** Dataset entries follows **

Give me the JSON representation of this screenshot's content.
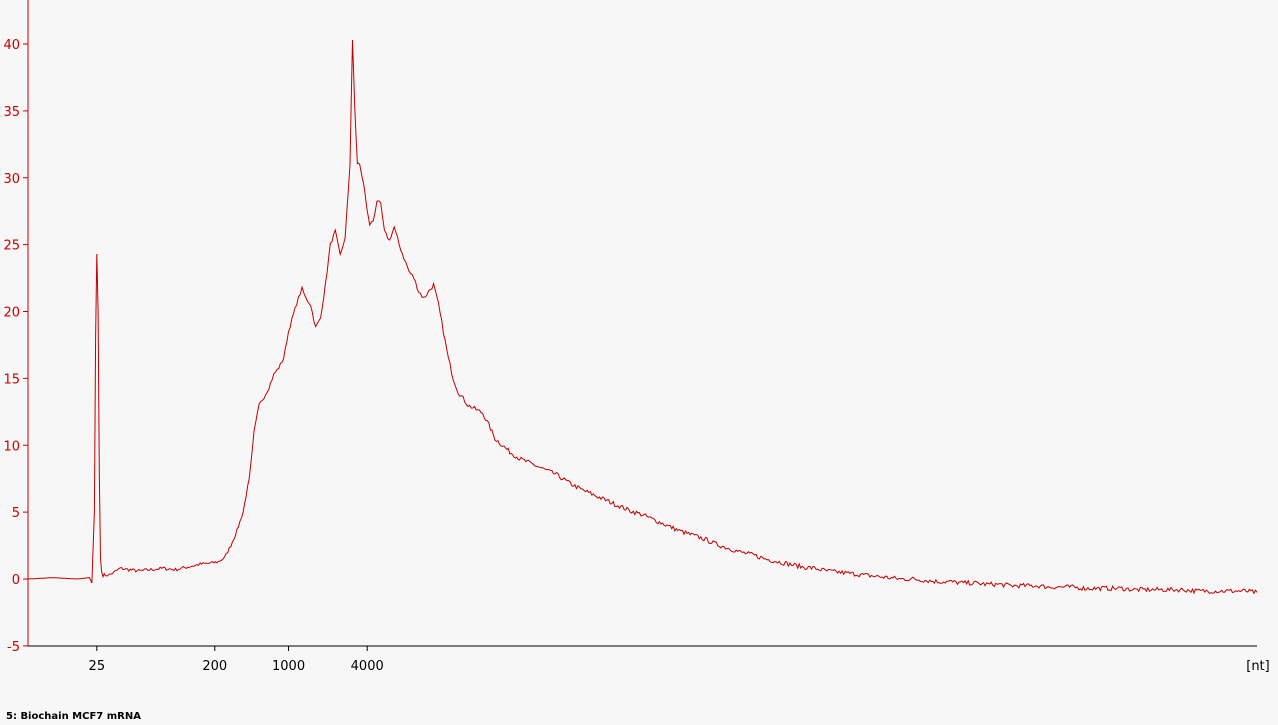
{
  "caption": "5: Biochain MCF7 mRNA",
  "colors": {
    "axis": "#cc0000",
    "trace": "#c00000",
    "background": "#f7f7f7",
    "text": "#000000"
  },
  "chart_data": {
    "type": "line",
    "title": "",
    "xlabel": "[nt]",
    "ylabel": "",
    "ylim": [
      -5,
      40
    ],
    "grid": false,
    "y_ticks": [
      -5,
      0,
      5,
      10,
      15,
      20,
      25,
      30,
      35,
      40
    ],
    "x_ticks": [
      "25",
      "200",
      "1000",
      "4000"
    ],
    "x_units": "[nt]",
    "x_axis_note": "x positions are migration-time fractions of the plotted range (0 = left axis end, 1 = right axis end); ladder labels sit at 0.056, 0.152, 0.212, 0.276",
    "x_tick_positions": [
      0.056,
      0.152,
      0.212,
      0.276
    ],
    "series": [
      {
        "name": "",
        "x": [
          0.0,
          0.02,
          0.04,
          0.05,
          0.052,
          0.054,
          0.055,
          0.056,
          0.057,
          0.058,
          0.059,
          0.06,
          0.061,
          0.063,
          0.066,
          0.07,
          0.075,
          0.082,
          0.09,
          0.1,
          0.11,
          0.12,
          0.13,
          0.14,
          0.15,
          0.155,
          0.16,
          0.165,
          0.17,
          0.175,
          0.18,
          0.184,
          0.188,
          0.192,
          0.196,
          0.2,
          0.204,
          0.208,
          0.212,
          0.216,
          0.22,
          0.223,
          0.226,
          0.23,
          0.234,
          0.238,
          0.242,
          0.246,
          0.25,
          0.254,
          0.258,
          0.262,
          0.264,
          0.266,
          0.268,
          0.27,
          0.272,
          0.274,
          0.276,
          0.278,
          0.281,
          0.284,
          0.287,
          0.29,
          0.294,
          0.298,
          0.302,
          0.306,
          0.31,
          0.314,
          0.318,
          0.322,
          0.326,
          0.33,
          0.334,
          0.338,
          0.342,
          0.346,
          0.35,
          0.354,
          0.358,
          0.362,
          0.366,
          0.37,
          0.375,
          0.38,
          0.386,
          0.392,
          0.4,
          0.41,
          0.42,
          0.43,
          0.44,
          0.45,
          0.46,
          0.47,
          0.48,
          0.49,
          0.5,
          0.51,
          0.52,
          0.53,
          0.54,
          0.55,
          0.56,
          0.57,
          0.58,
          0.59,
          0.6,
          0.61,
          0.62,
          0.63,
          0.64,
          0.65,
          0.66,
          0.67,
          0.68,
          0.69,
          0.7,
          0.71,
          0.72,
          0.73,
          0.74,
          0.75,
          0.76,
          0.77,
          0.78,
          0.79,
          0.8,
          0.81,
          0.82,
          0.83,
          0.84,
          0.85,
          0.86,
          0.87,
          0.88,
          0.89,
          0.9,
          0.91,
          0.92,
          0.93,
          0.94,
          0.95,
          0.96,
          0.97,
          0.98,
          0.99,
          1.0
        ],
        "values": [
          0.0,
          0.1,
          0.0,
          0.1,
          -0.3,
          5.0,
          18.0,
          24.3,
          20.0,
          8.0,
          1.5,
          0.5,
          0.3,
          0.3,
          0.3,
          0.5,
          0.8,
          0.7,
          0.6,
          0.7,
          0.8,
          0.7,
          0.9,
          1.1,
          1.2,
          1.3,
          1.6,
          2.5,
          3.6,
          5.0,
          7.5,
          11.0,
          13.0,
          13.6,
          14.3,
          15.3,
          15.8,
          16.5,
          18.5,
          19.8,
          21.0,
          21.7,
          21.0,
          20.5,
          18.8,
          19.5,
          22.0,
          25.0,
          26.0,
          24.2,
          25.5,
          31.0,
          40.3,
          35.0,
          31.0,
          31.0,
          30.0,
          29.0,
          27.5,
          26.5,
          26.8,
          28.3,
          28.0,
          26.0,
          25.3,
          26.3,
          25.0,
          24.0,
          23.0,
          22.5,
          21.5,
          21.0,
          21.5,
          22.0,
          20.5,
          18.5,
          16.5,
          15.0,
          14.0,
          13.5,
          13.0,
          12.8,
          12.6,
          12.4,
          11.5,
          10.5,
          10.0,
          9.5,
          9.0,
          8.6,
          8.2,
          7.8,
          7.2,
          6.7,
          6.3,
          5.9,
          5.5,
          5.1,
          4.8,
          4.4,
          4.0,
          3.6,
          3.3,
          3.0,
          2.6,
          2.3,
          2.0,
          1.8,
          1.5,
          1.3,
          1.1,
          0.9,
          0.8,
          0.6,
          0.5,
          0.4,
          0.3,
          0.2,
          0.1,
          0.0,
          0.0,
          -0.1,
          -0.2,
          -0.2,
          -0.3,
          -0.3,
          -0.4,
          -0.4,
          -0.5,
          -0.5,
          -0.5,
          -0.6,
          -0.6,
          -0.6,
          -0.7,
          -0.7,
          -0.7,
          -0.7,
          -0.8,
          -0.8,
          -0.8,
          -0.8,
          -0.8,
          -0.9,
          -0.9,
          -0.9,
          -0.9,
          -0.9,
          -1.0
        ]
      }
    ]
  }
}
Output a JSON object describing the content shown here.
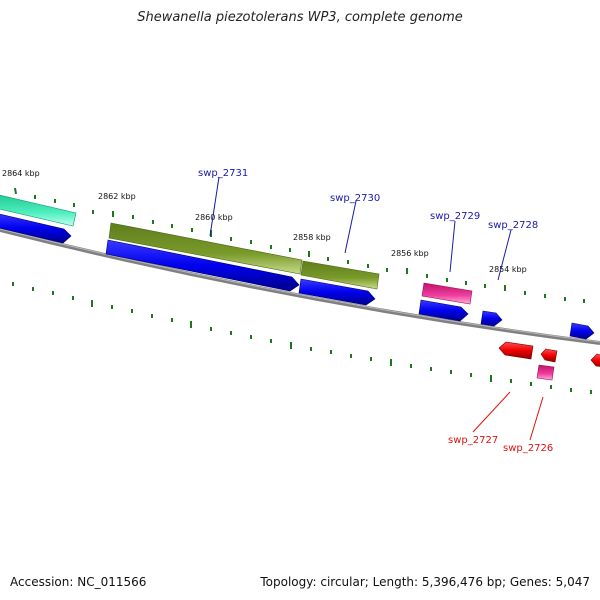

** End of Dataset entries **

→ **Activity**:
All the records above must be retyped exactly, except for their pictures.

→ **Task solution**:
Give me the JSON representation of this screenshot's content.
{
  "caption": "5: Biochain MCF7 mRNA",
  "colors": {
    "axis": "#cc0000",
    "trace": "#c00000",
    "background": "#f7f7f7",
    "text": "#000000"
  },
  "chart_data": {
    "type": "line",
    "title": "",
    "xlabel": "[nt]",
    "ylabel": "",
    "ylim": [
      -5,
      40
    ],
    "grid": false,
    "y_ticks": [
      -5,
      0,
      5,
      10,
      15,
      20,
      25,
      30,
      35,
      40
    ],
    "x_ticks": [
      "25",
      "200",
      "1000",
      "4000"
    ],
    "x_units": "[nt]",
    "x_axis_note": "x positions are migration-time fractions of the plotted range (0 = left axis end, 1 = right axis end); ladder labels sit at 0.056, 0.152, 0.212, 0.276",
    "x_tick_positions": [
      0.056,
      0.152,
      0.212,
      0.276
    ],
    "series": [
      {
        "name": "",
        "x": [
          0.0,
          0.02,
          0.04,
          0.05,
          0.052,
          0.054,
          0.055,
          0.056,
          0.057,
          0.058,
          0.059,
          0.06,
          0.061,
          0.063,
          0.066,
          0.07,
          0.075,
          0.082,
          0.09,
          0.1,
          0.11,
          0.12,
          0.13,
          0.14,
          0.15,
          0.155,
          0.16,
          0.165,
          0.17,
          0.175,
          0.18,
          0.184,
          0.188,
          0.192,
          0.196,
          0.2,
          0.204,
          0.208,
          0.212,
          0.216,
          0.22,
          0.223,
          0.226,
          0.23,
          0.234,
          0.238,
          0.242,
          0.246,
          0.25,
          0.254,
          0.258,
          0.262,
          0.264,
          0.266,
          0.268,
          0.27,
          0.272,
          0.274,
          0.276,
          0.278,
          0.281,
          0.284,
          0.287,
          0.29,
          0.294,
          0.298,
          0.302,
          0.306,
          0.31,
          0.314,
          0.318,
          0.322,
          0.326,
          0.33,
          0.334,
          0.338,
          0.342,
          0.346,
          0.35,
          0.354,
          0.358,
          0.362,
          0.366,
          0.37,
          0.375,
          0.38,
          0.386,
          0.392,
          0.4,
          0.41,
          0.42,
          0.43,
          0.44,
          0.45,
          0.46,
          0.47,
          0.48,
          0.49,
          0.5,
          0.51,
          0.52,
          0.53,
          0.54,
          0.55,
          0.56,
          0.57,
          0.58,
          0.59,
          0.6,
          0.61,
          0.62,
          0.63,
          0.64,
          0.65,
          0.66,
          0.67,
          0.68,
          0.69,
          0.7,
          0.71,
          0.72,
          0.73,
          0.74,
          0.75,
          0.76,
          0.77,
          0.78,
          0.79,
          0.8,
          0.81,
          0.82,
          0.83,
          0.84,
          0.85,
          0.86,
          0.87,
          0.88,
          0.89,
          0.9,
          0.91,
          0.92,
          0.93,
          0.94,
          0.95,
          0.96,
          0.97,
          0.98,
          0.99,
          1.0
        ],
        "values": [
          0.0,
          0.1,
          0.0,
          0.1,
          -0.3,
          5.0,
          18.0,
          24.3,
          20.0,
          8.0,
          1.5,
          0.5,
          0.3,
          0.3,
          0.3,
          0.5,
          0.8,
          0.7,
          0.6,
          0.7,
          0.8,
          0.7,
          0.9,
          1.1,
          1.2,
          1.3,
          1.6,
          2.5,
          3.6,
          5.0,
          7.5,
          11.0,
          13.0,
          13.6,
          14.3,
          15.3,
          15.8,
          16.5,
          18.5,
          19.8,
          21.0,
          21.7,
          21.0,
          20.5,
          18.8,
          19.5,
          22.0,
          25.0,
          26.0,
          24.2,
          25.5,
          31.0,
          40.3,
          35.0,
          31.0,
          31.0,
          30.0,
          29.0,
          27.5,
          26.5,
          26.8,
          28.3,
          28.0,
          26.0,
          25.3,
          26.3,
          25.0,
          24.0,
          23.0,
          22.5,
          21.5,
          21.0,
          21.5,
          22.0,
          20.5,
          18.5,
          16.5,
          15.0,
          14.0,
          13.5,
          13.0,
          12.8,
          12.6,
          12.4,
          11.5,
          10.5,
          10.0,
          9.5,
          9.0,
          8.6,
          8.2,
          7.8,
          7.2,
          6.7,
          6.3,
          5.9,
          5.5,
          5.1,
          4.8,
          4.4,
          4.0,
          3.6,
          3.3,
          3.0,
          2.6,
          2.3,
          2.0,
          1.8,
          1.5,
          1.3,
          1.1,
          0.9,
          0.8,
          0.6,
          0.5,
          0.4,
          0.3,
          0.2,
          0.1,
          0.0,
          0.0,
          -0.1,
          -0.2,
          -0.2,
          -0.3,
          -0.3,
          -0.4,
          -0.4,
          -0.5,
          -0.5,
          -0.5,
          -0.6,
          -0.6,
          -0.6,
          -0.7,
          -0.7,
          -0.7,
          -0.7,
          -0.8,
          -0.8,
          -0.8,
          -0.8,
          -0.8,
          -0.9,
          -0.9,
          -0.9,
          -0.9,
          -0.9,
          -1.0
        ]
      }
    ]
  }
}
Output a JSON object describing the content shown here.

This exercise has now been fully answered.